**EXERCISE INPUT**
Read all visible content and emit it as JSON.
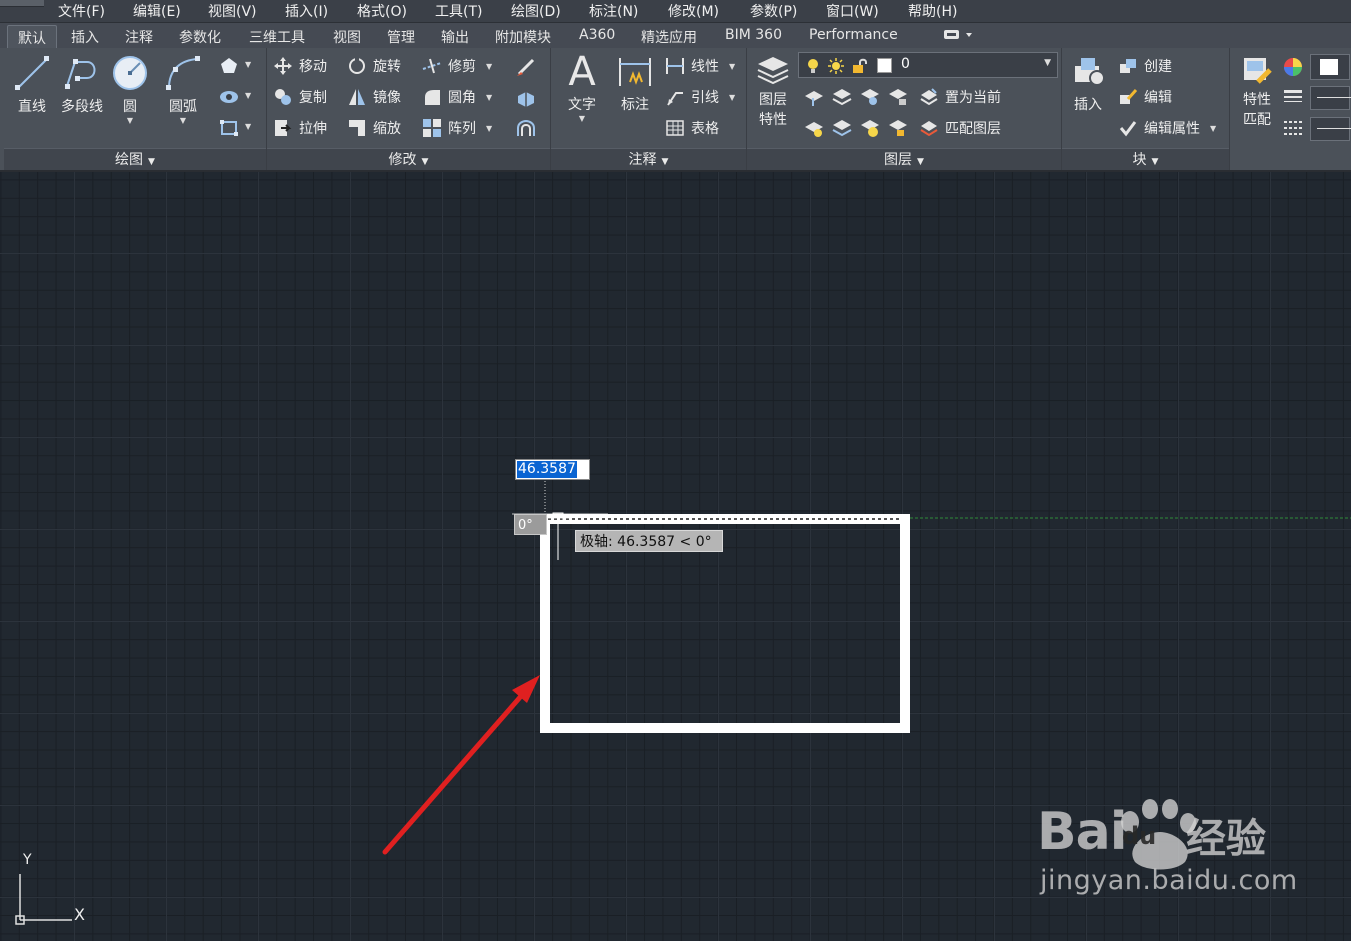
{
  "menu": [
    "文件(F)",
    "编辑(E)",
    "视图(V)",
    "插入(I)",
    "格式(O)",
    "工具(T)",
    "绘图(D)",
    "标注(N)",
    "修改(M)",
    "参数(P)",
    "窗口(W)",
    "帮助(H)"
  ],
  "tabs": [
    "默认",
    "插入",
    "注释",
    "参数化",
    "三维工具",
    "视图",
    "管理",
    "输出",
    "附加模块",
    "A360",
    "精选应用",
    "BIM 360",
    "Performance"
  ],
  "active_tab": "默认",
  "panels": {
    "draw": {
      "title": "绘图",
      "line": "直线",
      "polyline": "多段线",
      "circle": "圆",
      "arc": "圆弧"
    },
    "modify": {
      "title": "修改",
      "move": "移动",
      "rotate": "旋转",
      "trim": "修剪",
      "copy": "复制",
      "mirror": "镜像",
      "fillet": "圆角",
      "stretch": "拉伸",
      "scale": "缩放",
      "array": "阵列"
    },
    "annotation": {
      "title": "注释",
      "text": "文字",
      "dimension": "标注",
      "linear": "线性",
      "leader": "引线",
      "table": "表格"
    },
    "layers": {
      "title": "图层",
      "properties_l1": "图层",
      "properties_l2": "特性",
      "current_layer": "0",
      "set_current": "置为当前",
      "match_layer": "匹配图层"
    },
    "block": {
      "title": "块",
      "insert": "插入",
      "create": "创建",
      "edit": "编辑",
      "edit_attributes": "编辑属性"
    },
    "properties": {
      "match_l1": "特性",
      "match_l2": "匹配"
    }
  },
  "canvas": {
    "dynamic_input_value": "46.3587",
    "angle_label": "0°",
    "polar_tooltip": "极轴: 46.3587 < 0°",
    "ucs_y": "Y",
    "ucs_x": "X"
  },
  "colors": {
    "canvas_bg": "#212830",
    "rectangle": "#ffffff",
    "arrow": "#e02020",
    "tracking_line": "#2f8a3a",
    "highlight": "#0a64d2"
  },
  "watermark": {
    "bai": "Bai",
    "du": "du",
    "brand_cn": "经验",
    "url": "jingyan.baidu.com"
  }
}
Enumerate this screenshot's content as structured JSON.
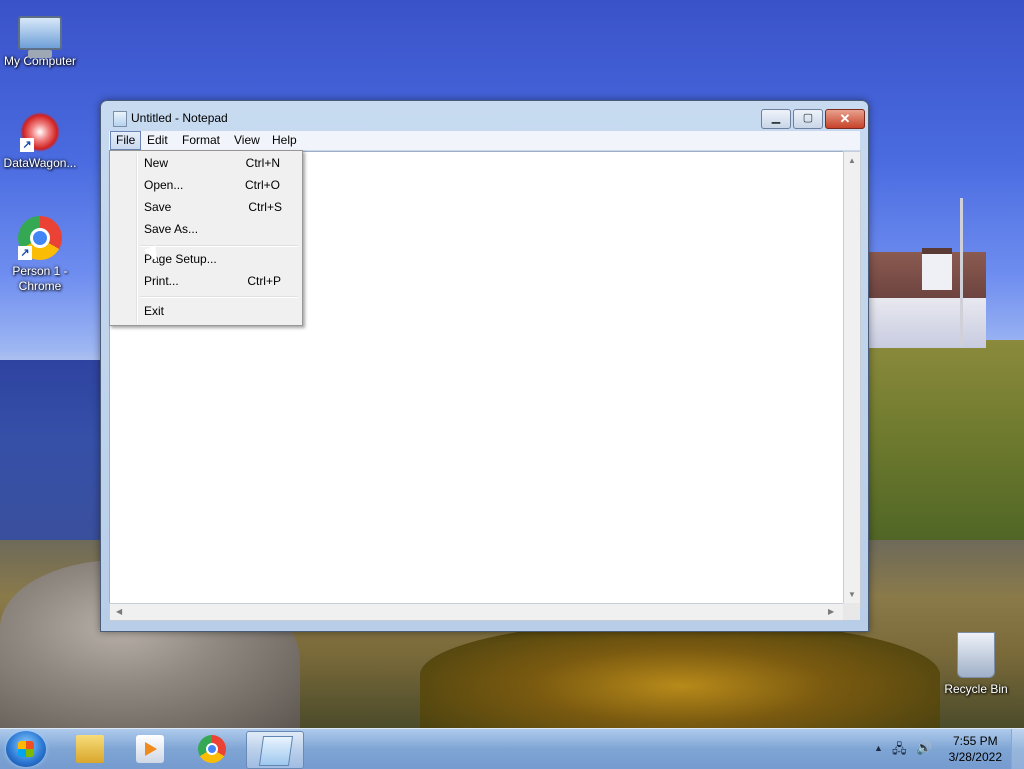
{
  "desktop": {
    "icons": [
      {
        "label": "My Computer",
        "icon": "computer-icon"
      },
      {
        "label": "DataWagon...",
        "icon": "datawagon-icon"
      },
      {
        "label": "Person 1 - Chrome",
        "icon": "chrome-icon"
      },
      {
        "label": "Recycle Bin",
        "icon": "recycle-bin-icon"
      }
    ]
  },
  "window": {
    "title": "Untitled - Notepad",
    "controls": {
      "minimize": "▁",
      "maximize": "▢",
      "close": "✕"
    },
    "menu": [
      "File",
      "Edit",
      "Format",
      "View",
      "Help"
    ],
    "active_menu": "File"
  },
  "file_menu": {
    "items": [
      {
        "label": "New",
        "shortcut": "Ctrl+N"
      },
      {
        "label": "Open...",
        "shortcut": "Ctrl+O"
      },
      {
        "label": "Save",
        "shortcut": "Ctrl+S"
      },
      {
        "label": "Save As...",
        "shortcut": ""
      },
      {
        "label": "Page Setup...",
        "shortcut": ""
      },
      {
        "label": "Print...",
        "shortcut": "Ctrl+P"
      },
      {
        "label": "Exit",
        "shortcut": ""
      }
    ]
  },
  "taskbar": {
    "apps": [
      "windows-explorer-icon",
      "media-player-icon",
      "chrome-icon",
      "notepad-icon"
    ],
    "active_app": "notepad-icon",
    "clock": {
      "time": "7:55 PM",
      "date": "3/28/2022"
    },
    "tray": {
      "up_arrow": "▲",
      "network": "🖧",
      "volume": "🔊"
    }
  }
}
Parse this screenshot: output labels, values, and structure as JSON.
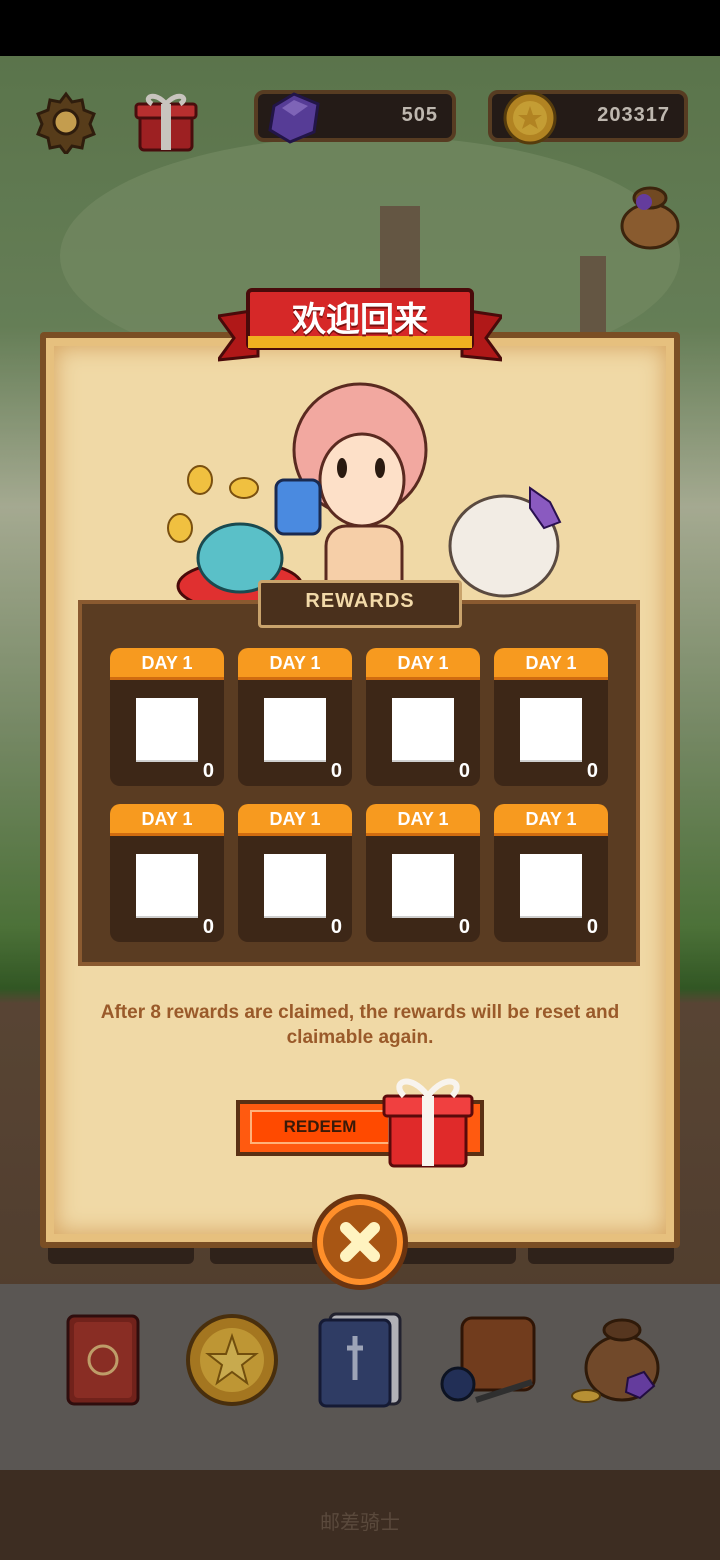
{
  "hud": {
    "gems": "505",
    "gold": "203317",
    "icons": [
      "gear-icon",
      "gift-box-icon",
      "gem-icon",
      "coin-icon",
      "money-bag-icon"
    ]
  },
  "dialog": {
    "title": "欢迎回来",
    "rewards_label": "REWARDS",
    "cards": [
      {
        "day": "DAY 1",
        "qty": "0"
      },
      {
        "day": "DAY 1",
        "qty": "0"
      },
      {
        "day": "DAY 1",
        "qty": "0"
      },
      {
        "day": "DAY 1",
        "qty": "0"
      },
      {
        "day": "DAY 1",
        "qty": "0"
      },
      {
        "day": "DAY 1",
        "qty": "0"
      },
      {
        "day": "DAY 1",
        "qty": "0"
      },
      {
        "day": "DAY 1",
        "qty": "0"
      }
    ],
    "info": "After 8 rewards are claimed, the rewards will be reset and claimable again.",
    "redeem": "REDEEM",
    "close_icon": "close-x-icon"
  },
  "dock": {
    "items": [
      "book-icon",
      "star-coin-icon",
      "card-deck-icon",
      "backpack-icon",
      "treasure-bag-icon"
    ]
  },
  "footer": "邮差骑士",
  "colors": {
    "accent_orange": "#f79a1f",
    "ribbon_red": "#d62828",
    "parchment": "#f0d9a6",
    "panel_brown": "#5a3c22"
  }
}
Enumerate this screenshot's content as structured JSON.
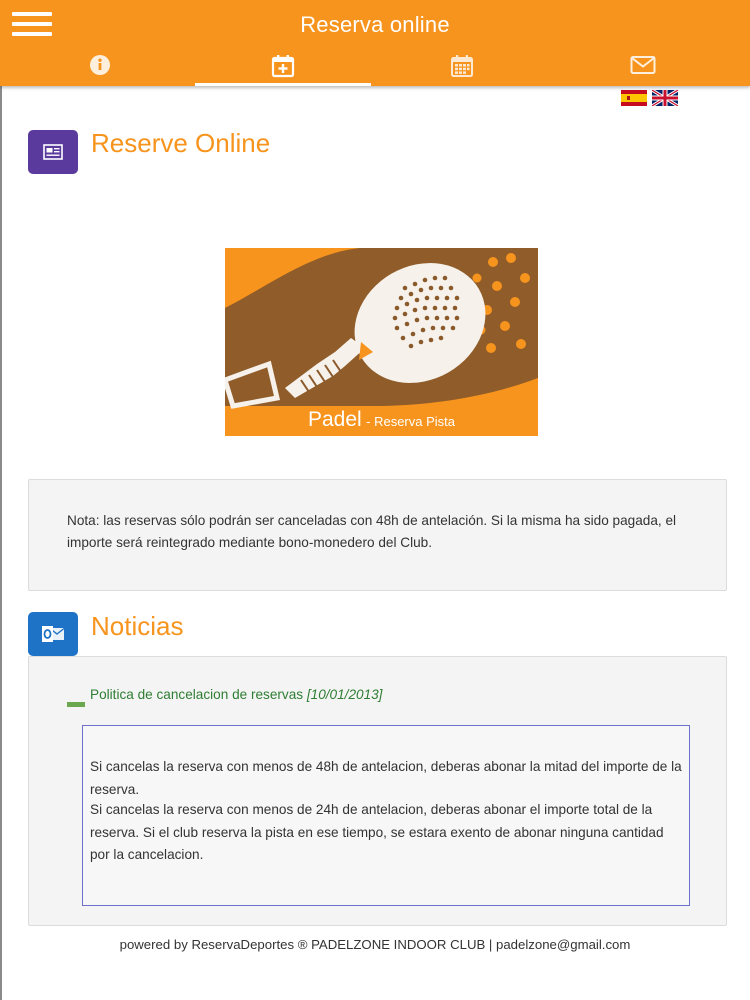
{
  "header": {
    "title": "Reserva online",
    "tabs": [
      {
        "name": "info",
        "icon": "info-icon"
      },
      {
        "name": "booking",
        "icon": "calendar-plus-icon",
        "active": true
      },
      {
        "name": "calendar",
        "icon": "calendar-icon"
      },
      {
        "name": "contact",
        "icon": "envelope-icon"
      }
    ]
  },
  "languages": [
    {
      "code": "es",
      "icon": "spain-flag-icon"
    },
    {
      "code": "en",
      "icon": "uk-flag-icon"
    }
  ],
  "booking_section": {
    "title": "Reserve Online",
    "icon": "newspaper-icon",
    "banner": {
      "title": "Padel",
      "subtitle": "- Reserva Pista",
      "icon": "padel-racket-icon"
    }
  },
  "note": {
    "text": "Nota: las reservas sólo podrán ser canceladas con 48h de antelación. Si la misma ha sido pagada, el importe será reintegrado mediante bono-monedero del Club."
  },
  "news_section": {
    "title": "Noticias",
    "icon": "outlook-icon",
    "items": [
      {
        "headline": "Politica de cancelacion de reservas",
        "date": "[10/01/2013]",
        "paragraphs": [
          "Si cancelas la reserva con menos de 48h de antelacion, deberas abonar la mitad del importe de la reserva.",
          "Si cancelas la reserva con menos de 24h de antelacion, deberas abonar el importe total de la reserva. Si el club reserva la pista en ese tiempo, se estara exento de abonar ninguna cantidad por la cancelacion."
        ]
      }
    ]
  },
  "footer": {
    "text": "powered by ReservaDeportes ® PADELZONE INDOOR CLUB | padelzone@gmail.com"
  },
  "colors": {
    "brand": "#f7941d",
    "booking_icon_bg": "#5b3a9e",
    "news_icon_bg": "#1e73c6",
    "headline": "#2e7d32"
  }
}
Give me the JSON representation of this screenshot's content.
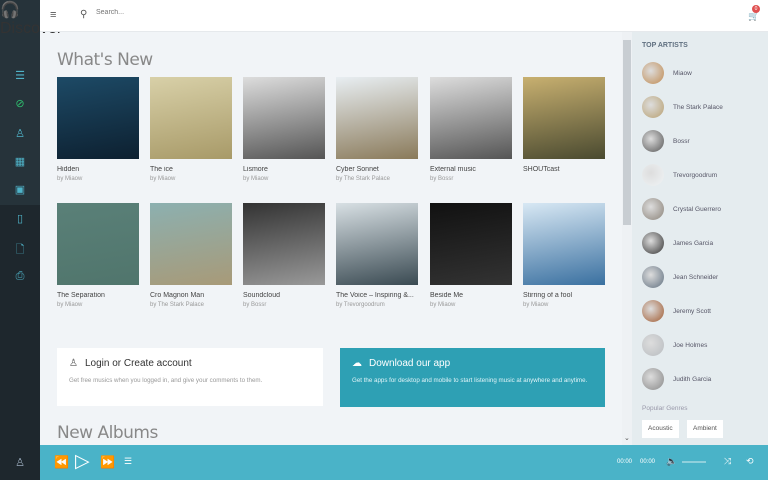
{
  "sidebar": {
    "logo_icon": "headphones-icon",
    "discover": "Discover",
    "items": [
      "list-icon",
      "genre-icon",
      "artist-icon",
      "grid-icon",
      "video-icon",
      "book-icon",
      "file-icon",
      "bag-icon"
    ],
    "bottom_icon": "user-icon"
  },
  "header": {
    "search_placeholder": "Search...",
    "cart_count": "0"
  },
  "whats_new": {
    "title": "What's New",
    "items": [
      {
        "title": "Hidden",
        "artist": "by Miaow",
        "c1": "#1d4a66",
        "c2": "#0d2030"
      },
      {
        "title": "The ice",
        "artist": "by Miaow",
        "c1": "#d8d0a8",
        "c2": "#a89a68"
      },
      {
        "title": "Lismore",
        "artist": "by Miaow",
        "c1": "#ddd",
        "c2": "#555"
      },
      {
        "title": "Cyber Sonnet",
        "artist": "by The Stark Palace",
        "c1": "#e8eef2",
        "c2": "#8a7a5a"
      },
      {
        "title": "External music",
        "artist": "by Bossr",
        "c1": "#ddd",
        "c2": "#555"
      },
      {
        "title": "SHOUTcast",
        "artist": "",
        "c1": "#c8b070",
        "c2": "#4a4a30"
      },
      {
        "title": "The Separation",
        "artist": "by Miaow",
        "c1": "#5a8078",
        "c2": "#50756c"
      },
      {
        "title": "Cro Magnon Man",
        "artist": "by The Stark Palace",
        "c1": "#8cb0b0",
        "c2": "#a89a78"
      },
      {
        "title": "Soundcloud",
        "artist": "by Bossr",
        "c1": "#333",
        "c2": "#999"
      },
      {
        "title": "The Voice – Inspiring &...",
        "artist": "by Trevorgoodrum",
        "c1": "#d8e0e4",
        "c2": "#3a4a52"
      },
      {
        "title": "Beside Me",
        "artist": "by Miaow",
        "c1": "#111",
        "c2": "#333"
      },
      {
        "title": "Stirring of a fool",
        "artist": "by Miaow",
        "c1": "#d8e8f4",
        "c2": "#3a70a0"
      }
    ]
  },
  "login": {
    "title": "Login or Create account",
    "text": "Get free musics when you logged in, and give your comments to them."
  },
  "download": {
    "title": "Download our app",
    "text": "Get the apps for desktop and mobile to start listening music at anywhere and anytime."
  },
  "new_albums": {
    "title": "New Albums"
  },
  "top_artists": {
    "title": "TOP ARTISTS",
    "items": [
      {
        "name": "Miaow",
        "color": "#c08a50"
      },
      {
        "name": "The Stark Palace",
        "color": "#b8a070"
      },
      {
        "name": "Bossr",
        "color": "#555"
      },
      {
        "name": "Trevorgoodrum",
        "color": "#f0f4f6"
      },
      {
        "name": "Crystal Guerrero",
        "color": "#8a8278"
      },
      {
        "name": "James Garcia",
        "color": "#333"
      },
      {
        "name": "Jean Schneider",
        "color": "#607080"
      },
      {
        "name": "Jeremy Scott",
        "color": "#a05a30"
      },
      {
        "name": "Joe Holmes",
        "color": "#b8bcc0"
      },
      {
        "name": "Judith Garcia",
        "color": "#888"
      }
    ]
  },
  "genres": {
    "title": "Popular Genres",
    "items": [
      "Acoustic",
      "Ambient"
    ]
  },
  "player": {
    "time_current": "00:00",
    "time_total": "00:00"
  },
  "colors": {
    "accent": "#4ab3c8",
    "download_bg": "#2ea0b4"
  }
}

**GIVEN REQUEST**
Which lines contain the word "deberas"? Copy each of them.

**OUTPUT FOR THIS TASK**
          "Si cancelas la reserva con menos de 48h de antelacion, deberas abonar la mitad del importe de la reserva.",
          "Si cancelas la reserva con menos de 24h de antelacion, deberas abonar el importe total de la reserva. Si el club reserva la pista en ese tiempo, se estara exento de abonar ninguna cantidad por la cancelacion."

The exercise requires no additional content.